#### Passage:
-*-*-

# Visual C++ & C++ Programming > Visual C++ Programming >  Prevent "Window not responding"

## ahmd

Hi everyone:


In my program I have to do some processing that may require up to 10-20 seconds to complete. Right before that I display a message box for the user that says, "Processing, please wait..." and the mouse goes into the hour-glass mode. This processing is done in the main thread so I guess as a side effect if someone drags another window over mine it doesn't redraw itself and looks like a white square. Moreover if that is done again my Windows XP shows that my program is not responding on the main title bar. All that goes back to normal when processing routine completes.

I searched this forum for solution and it seems like the most common one is to put all of my processing in a separate thread. I understand it, but that would require quite a lot of re-coding, which I'm trying to avoid. 

In light of that I was thinking, is there an API that I can maybe call once in awhile from my processing routine that will allow to update the main window and make this "Not responding" message go away?

----------


## RogerThat123

When does it say not responding? The whole 20 seconds?

----------


## hoxsiew

Is this an MFC app?  If so, and you have a processing loop of some sort, call theApp.PumpMessage(); from time to time during the loop.  If not MFC, you can still pump messages, but it's a bit more difficult.

----------


## JVene

Consider launching a thread to do the processing?

----------


## Skizmo

> This processing is done in the main thread


Bingo... The message should be "Main thread not responding"  :Wink: .

-*-*-

[Rows from a collection]
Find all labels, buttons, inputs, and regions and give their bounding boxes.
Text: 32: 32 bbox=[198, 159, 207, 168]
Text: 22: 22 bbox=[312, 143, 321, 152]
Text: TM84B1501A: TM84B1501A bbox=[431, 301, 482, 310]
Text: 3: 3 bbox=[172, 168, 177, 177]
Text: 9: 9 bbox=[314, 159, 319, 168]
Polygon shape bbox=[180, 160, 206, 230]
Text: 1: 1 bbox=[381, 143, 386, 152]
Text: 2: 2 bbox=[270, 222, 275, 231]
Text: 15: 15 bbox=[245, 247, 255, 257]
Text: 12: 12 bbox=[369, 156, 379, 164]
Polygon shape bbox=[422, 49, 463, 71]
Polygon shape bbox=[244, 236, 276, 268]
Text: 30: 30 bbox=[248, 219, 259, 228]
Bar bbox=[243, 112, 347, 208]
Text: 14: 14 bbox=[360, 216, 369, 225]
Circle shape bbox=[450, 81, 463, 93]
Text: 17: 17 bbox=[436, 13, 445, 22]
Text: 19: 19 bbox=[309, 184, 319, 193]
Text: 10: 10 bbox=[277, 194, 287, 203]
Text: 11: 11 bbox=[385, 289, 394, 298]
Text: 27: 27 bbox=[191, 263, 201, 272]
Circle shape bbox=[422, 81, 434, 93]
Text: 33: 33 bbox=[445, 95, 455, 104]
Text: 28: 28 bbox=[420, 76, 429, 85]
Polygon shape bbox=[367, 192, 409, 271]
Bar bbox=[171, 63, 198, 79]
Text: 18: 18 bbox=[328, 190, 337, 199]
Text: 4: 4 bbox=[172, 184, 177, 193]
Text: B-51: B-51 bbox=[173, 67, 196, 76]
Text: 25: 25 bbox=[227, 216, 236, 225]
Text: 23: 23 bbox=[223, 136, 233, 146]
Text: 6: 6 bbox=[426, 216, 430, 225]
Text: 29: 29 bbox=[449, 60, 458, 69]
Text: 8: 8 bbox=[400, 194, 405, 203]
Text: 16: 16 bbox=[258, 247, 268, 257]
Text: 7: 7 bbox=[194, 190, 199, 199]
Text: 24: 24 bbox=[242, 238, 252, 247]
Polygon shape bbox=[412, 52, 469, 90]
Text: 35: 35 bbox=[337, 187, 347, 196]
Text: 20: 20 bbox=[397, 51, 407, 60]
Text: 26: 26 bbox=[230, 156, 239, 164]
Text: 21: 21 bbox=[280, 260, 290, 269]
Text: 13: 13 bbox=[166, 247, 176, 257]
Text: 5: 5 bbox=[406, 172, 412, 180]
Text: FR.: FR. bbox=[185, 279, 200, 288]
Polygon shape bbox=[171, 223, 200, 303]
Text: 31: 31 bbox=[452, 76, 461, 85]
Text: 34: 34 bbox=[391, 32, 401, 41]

-*-*-

#### What is required:
Continue the forum thread about preventing the "Window not responding" message, starting after its last post. The rows are separate material and have no connection to the forum thread about the unresponsive window.

#### Written reply:
----------


## binyo66

Hide your main window until the initialization done  :Big Grin:

----------


## Syslock

Like the previous poster already mentioned, this is what worker threads are for.  Put your intensive processes in another thread, so it doesn't lock up your main app.

----------


## ahmd

> Like the previous poster already mentioned, this is what worker threads are for.  Put your intensive processes in another thread, so it doesn't lock up your main app.


Guys, I understand that, but as I said already, this will involve too much work (re-coding + added synchronization) that is not necessary in this case -- a user won't be able to do anything with the program anyway until this processing is done.

hoxsiew's idea about theApp.PumpMessage(); seems to be right on target, except it allows all messages to be processed (pretty much like if I was running it in a separate worker thread). Is there any way to let only drawing messages be processed?

----------


## Skizmo

Call this function now and then during the lengthy processing...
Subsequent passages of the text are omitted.